• **Required actions**:
1 > According to the Maryland news roundup, why does the editorial board say the Baltimore County Council members are seeking a solution to a problem that doesn't exist?
2 > Rewrite the part of the Maryland news roundup that begins at the words "POWER PLANT REVERSAL" and stops after "within Maryland, though.", changing "stricter" to "tougher".

* Begin Passage to read *

POWER PLANT REVERSAL A CHALLENGE TO MARYLAND: President Trump’s administration plan to repeal former President Obama’s plan to reduce greenhouse gas emissions from power plants could challenge Maryland leaders’ efforts to reduce the amount of air pollution that blows into the state from upwind, reports Scott Dance in the Sun. Last month, Maryland sued EPA for failing to apply stricter pollution controls to dozens of power plants in Indiana, Kentucky, Ohio, Pennsylvania and West Virginia. The decision is not expected to change much for power plants within Maryland, though.

SOLUTION WITHOUT A PROBLEM: In an editorial for the Sun, the editorial board opines that members of the Baltimore County Council who want the legislature to add a level of privacy protection to police body cam footage are seeking a solution to a problem that doesn’t exist. Truth is that Maryland (and Baltimore County, in particular) is not suffering from the over-disclosure of police body camera footage. Quite the opposite. Existing law provides police and prosecutors with broad discretion to withhold records, and they have been exercising it.

* End Passage to read *
* Begin Supplied information *

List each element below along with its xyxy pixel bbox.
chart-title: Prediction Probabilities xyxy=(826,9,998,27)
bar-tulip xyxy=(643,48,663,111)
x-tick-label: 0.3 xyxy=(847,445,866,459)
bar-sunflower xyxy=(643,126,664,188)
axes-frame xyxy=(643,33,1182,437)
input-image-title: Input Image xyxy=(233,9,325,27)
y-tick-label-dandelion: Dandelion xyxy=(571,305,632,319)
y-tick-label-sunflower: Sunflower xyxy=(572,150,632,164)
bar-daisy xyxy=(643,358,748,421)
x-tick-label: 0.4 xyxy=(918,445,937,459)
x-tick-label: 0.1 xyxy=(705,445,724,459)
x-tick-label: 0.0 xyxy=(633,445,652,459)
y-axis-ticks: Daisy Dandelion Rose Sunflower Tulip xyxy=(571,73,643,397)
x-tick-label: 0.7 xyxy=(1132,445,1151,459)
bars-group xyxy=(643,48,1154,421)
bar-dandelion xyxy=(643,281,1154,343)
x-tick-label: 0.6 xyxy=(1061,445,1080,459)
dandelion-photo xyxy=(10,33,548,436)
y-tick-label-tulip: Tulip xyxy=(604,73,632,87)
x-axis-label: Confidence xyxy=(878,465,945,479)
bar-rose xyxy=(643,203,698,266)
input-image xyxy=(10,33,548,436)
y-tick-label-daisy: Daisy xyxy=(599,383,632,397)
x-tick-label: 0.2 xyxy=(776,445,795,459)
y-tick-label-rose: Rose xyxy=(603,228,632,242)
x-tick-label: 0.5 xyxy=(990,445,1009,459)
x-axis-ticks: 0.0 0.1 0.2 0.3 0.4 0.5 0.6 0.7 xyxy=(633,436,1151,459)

* End Supplied information *

• **Final answers**:
1 > Maryland, and Baltimore County in particular, is not suffering from the over-disclosure of police body camera footage. Existing law already gives police and prosecutors broad discretion to withhold records, and they have been using it.

2 >
POWER PLANT REVERSAL A CHALLENGE TO MARYLAND: President Trump’s administration plan to repeal former President Obama’s plan to reduce greenhouse gas emissions from power plants could challenge Maryland leaders’ efforts to reduce the amount of air pollution that blows into the state from upwind, reports Scott Dance in the Sun. Last month, Maryland sued EPA for failing to apply tougher pollution controls to dozens of power plants in Indiana, Kentucky, Ohio, Pennsylvania and West Virginia. The decision is not expected to change much for power plants within Maryland, though.